--- Task ---
From the material below, return every line that includes "chest".

━━━━━━━━━━━━━━━━━━━━━━━━━━━━━━

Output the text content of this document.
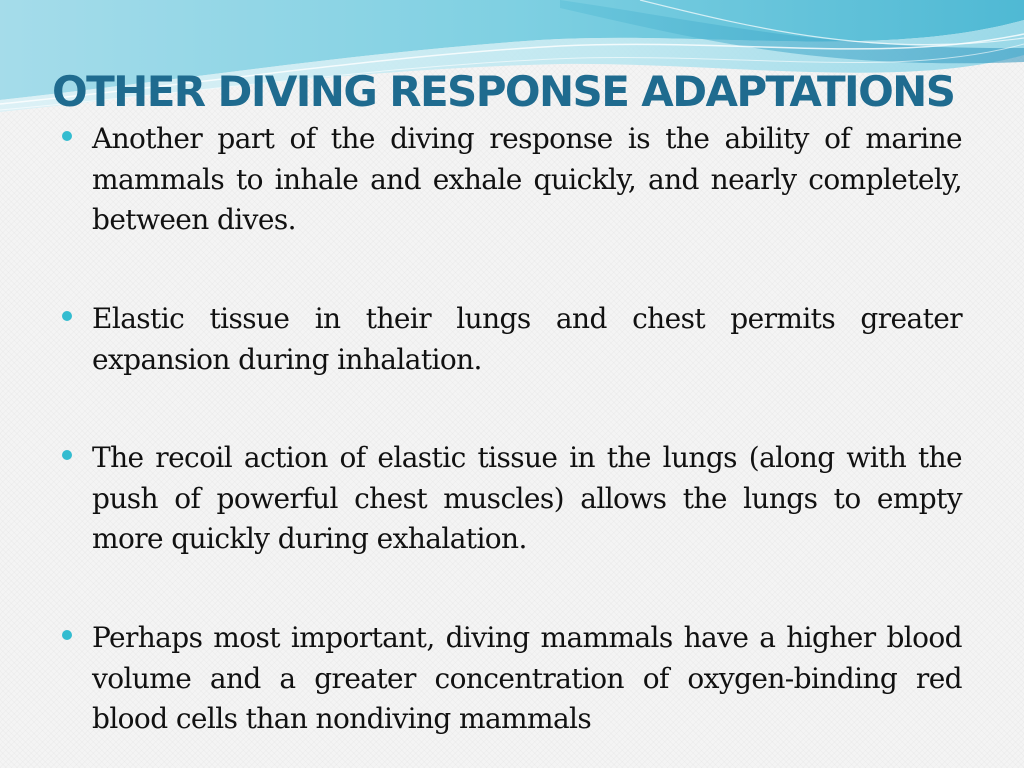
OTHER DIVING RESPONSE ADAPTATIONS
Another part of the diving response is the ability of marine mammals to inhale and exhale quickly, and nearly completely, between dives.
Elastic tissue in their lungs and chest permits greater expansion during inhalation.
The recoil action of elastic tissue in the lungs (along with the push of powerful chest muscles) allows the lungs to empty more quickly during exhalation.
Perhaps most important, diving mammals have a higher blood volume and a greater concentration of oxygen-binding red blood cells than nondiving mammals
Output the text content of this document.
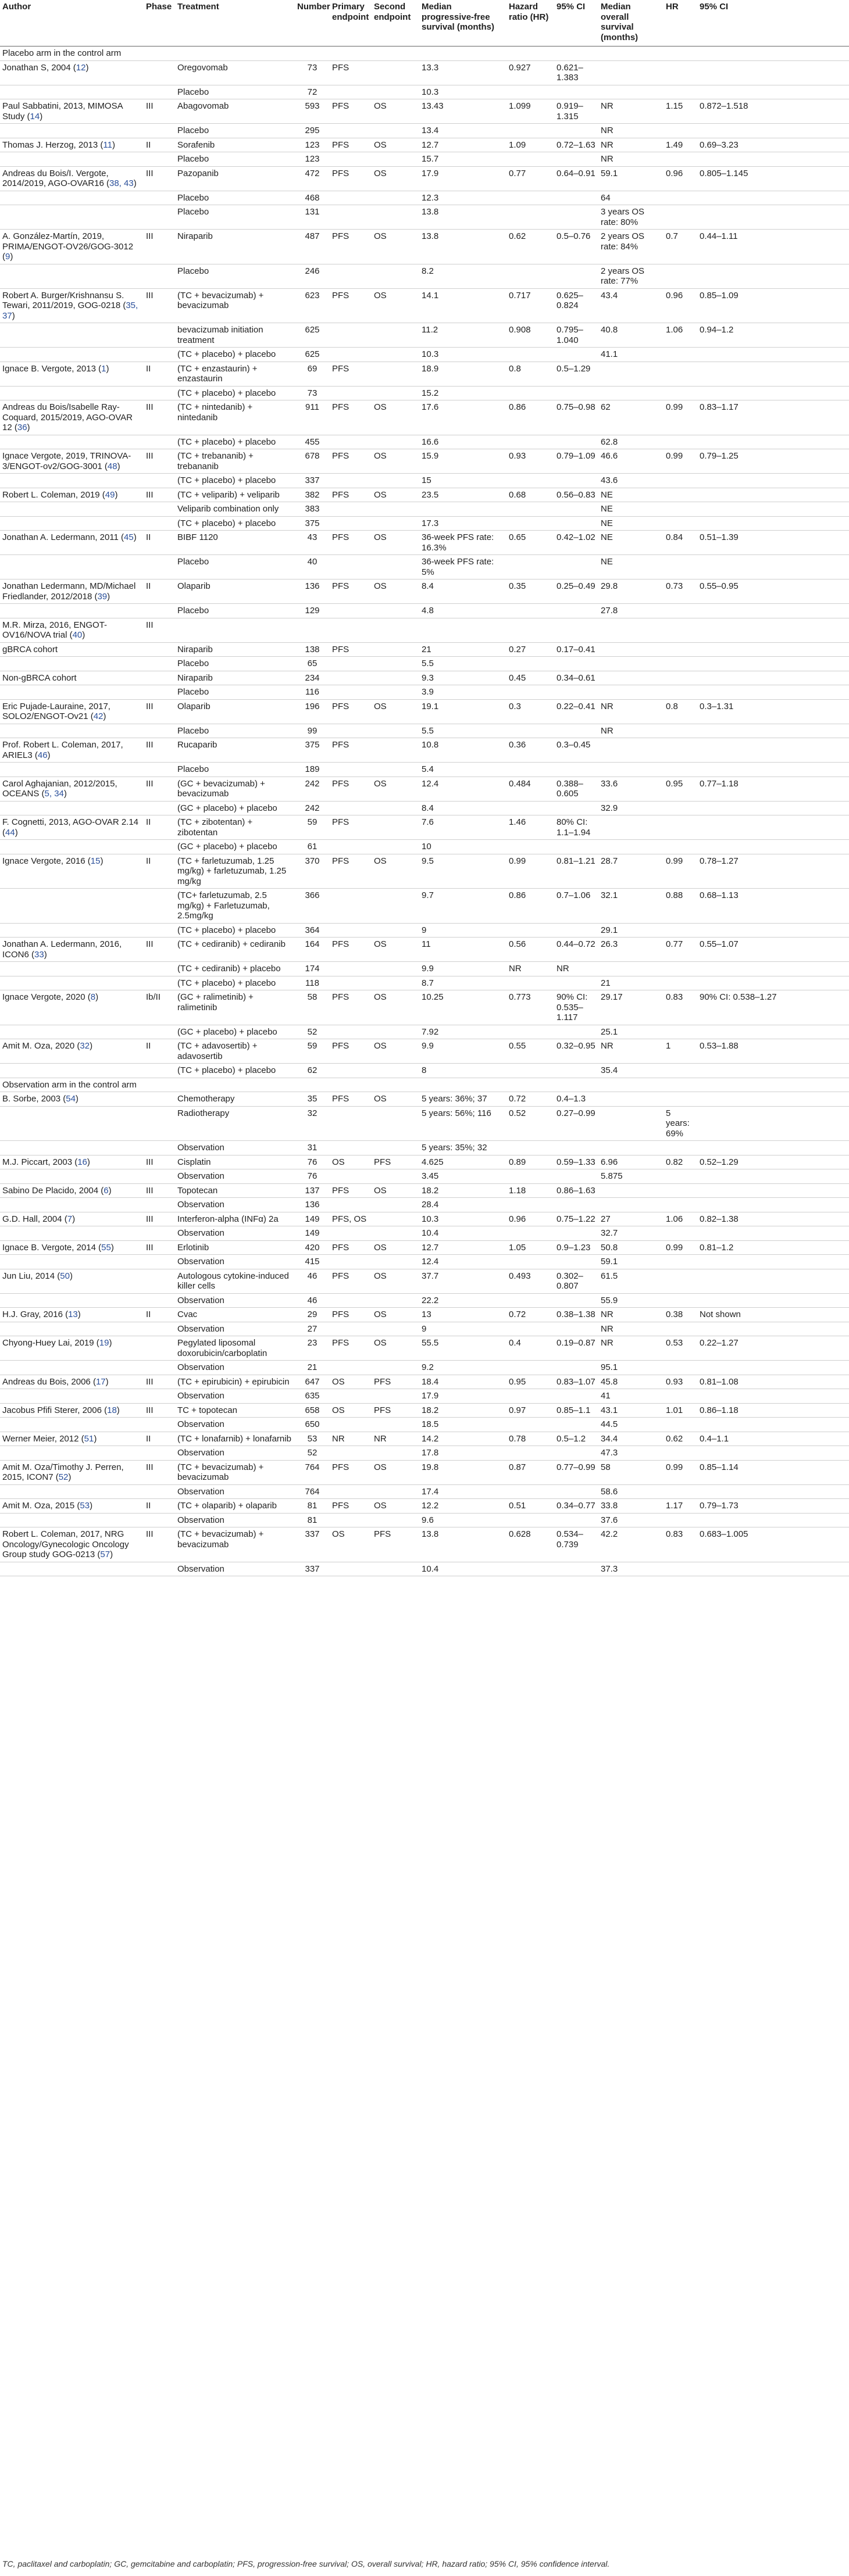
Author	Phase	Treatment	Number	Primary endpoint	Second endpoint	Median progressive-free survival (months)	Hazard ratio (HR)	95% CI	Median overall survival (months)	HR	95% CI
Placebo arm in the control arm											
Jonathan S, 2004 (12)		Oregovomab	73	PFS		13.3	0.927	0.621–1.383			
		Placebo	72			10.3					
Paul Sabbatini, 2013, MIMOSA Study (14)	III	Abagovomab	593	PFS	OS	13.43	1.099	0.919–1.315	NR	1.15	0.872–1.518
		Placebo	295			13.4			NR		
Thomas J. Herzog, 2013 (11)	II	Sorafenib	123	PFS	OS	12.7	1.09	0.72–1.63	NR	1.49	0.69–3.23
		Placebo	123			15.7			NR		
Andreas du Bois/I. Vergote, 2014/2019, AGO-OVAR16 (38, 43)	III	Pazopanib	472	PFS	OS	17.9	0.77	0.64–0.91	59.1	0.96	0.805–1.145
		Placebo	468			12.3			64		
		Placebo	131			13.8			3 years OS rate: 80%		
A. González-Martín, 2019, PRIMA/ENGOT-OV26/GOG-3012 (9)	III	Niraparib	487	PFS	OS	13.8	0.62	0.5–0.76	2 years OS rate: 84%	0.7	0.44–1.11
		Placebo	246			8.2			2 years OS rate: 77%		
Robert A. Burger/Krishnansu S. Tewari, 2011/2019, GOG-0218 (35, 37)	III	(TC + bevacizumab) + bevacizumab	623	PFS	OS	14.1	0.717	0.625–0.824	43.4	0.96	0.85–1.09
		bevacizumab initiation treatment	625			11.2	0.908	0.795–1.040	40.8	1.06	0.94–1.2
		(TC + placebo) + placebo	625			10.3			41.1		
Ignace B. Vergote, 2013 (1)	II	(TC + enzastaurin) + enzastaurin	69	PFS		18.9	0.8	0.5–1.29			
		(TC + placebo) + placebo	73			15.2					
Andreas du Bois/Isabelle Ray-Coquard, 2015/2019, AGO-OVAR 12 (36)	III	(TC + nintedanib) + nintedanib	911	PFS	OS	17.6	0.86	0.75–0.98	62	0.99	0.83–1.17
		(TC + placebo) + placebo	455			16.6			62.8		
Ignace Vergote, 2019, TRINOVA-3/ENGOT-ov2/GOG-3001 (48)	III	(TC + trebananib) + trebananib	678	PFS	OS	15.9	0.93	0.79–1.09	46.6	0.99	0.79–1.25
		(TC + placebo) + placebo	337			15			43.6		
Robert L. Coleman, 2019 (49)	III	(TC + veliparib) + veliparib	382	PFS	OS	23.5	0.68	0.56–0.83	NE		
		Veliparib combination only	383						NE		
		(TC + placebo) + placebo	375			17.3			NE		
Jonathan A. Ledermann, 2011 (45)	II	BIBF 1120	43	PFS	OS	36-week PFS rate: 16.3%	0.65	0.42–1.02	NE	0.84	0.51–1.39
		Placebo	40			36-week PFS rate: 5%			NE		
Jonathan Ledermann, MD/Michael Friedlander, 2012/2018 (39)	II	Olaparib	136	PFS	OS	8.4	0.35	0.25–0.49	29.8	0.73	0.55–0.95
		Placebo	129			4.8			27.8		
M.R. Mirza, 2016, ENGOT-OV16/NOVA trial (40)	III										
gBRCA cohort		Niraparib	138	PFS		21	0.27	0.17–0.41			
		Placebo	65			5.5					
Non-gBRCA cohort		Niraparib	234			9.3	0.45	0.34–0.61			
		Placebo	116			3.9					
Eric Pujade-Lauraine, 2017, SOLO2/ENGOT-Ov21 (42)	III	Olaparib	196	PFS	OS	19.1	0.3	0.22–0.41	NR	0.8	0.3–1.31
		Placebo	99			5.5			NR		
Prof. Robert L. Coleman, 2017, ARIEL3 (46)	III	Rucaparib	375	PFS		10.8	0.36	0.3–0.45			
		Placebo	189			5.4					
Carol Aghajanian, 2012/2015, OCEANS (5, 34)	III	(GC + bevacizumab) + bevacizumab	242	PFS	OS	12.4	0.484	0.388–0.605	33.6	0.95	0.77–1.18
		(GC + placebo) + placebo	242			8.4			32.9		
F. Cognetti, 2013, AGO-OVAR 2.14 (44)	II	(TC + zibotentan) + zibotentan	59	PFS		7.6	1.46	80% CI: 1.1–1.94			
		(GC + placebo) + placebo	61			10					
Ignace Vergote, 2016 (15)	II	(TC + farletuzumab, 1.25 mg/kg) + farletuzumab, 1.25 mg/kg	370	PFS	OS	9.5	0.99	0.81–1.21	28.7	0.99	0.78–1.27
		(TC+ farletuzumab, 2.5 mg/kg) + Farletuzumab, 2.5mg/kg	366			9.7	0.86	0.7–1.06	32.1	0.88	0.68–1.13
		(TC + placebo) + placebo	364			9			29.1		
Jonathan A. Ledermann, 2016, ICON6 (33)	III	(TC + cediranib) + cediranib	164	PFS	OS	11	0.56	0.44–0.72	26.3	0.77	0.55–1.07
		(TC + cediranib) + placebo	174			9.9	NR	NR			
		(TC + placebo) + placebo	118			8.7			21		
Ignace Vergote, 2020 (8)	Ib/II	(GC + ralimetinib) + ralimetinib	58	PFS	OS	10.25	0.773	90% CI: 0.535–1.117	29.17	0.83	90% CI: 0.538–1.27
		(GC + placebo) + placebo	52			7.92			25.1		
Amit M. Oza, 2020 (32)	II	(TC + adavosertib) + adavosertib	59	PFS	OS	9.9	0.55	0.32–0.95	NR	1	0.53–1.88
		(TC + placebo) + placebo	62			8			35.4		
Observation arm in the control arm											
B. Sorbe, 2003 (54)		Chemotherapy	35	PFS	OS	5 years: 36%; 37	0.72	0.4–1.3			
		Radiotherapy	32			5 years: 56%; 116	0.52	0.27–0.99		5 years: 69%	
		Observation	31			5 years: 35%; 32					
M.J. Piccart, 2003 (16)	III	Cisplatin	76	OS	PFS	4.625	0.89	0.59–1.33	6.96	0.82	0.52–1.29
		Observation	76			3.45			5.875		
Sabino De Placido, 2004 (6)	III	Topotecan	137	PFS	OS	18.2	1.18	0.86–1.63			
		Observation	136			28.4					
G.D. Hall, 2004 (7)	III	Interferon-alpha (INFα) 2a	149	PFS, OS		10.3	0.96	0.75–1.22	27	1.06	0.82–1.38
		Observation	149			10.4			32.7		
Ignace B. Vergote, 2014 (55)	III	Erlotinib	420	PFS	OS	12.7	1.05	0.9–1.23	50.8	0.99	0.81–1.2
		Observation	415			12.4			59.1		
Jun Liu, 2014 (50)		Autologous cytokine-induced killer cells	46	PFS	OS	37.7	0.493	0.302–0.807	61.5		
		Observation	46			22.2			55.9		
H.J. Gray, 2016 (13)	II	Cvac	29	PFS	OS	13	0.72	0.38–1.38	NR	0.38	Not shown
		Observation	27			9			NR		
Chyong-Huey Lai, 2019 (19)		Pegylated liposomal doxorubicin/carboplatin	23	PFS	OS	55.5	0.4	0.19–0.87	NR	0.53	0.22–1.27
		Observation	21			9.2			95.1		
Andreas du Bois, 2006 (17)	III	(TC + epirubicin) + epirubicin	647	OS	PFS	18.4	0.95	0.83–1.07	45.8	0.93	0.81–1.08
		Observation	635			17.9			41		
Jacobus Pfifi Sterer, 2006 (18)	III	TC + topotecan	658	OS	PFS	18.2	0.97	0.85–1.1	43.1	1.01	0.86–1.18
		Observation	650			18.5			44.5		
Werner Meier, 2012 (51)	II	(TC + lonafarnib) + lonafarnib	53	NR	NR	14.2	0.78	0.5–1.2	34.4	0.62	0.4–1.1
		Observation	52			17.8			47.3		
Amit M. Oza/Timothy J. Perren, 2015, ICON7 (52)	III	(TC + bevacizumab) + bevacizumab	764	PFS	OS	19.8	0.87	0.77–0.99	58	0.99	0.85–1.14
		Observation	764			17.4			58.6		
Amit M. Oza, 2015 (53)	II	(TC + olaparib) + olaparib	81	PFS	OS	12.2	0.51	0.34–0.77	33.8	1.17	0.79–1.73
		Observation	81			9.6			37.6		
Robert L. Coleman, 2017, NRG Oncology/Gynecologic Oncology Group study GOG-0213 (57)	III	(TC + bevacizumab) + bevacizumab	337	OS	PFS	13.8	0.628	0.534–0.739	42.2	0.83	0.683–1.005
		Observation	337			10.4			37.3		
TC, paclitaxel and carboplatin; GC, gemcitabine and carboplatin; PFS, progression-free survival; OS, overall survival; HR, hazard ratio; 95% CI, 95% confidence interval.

━━━━━━━━━━━━━━━━━━━━━━━━━━━━━━

--- Exercise solution ---
Elastic tissue in their lungs and chest permits greater expansion during inhalation.
The recoil action of elastic tissue in the lungs (along with the push of powerful chest muscles) allows the lungs to empty more quickly during exhalation.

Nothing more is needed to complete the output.